● Written instruction: Search the material for the string "système" and copy each line where it occurs.

● Collected data:

[Begin]

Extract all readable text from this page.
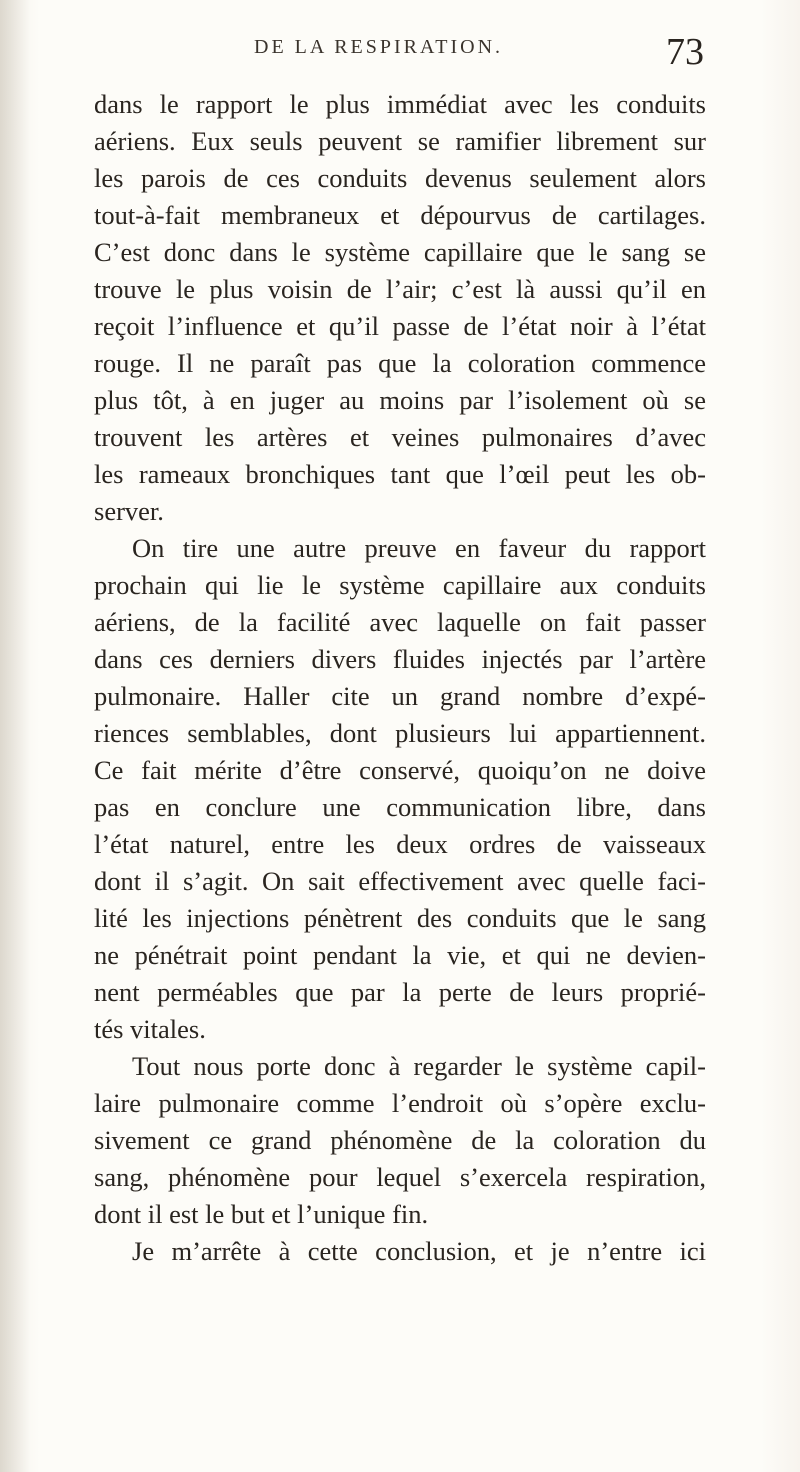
DE LA RESPIRATION.	73
dans le rapport le plus immédiat avec les conduits
aériens. Eux seuls peuvent se ramifier librement sur
les parois de ces conduits devenus seulement alors
tout-à-fait membraneux et dépourvus de cartilages.
C’est donc dans le système capillaire que le sang se
trouve le plus voisin de l’air; c’est là aussi qu’il en
reçoit l’influence et qu’il passe de l’état noir à l’état
rouge. Il ne paraît pas que la coloration commence
plus tôt, à en juger au moins par l’isolement où se
trouvent les artères et veines pulmonaires d’avec
les rameaux bronchiques tant que l’œil peut les ob-
server.
On tire une autre preuve en faveur du rapport
prochain qui lie le système capillaire aux conduits
aériens, de la facilité avec laquelle on fait passer
dans ces derniers divers fluides injectés par l’artère
pulmonaire. Haller cite un grand nombre d’expé-
riences semblables, dont plusieurs lui appartiennent.
Ce fait mérite d’être conservé, quoiqu’on ne doive
pas en conclure une communication libre, dans
l’état naturel, entre les deux ordres de vaisseaux
dont il s’agit. On sait effectivement avec quelle faci-
lité les injections pénètrent des conduits que le sang
ne pénétrait point pendant la vie, et qui ne devien-
nent perméables que par la perte de leurs proprié-
tés vitales.
Tout nous porte donc à regarder le système capil-
laire pulmonaire comme l’endroit où s’opère exclu-
sivement ce grand phénomène de la coloration du
sang, phénomène pour lequel s’exercela respiration,
dont il est le but et l’unique fin.
Je m’arrête à cette conclusion, et je n’entre ici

[End]

● Reply:
C’est donc dans le système capillaire que le sang se
prochain qui lie le système capillaire aux conduits
Tout nous porte donc à regarder le système capil-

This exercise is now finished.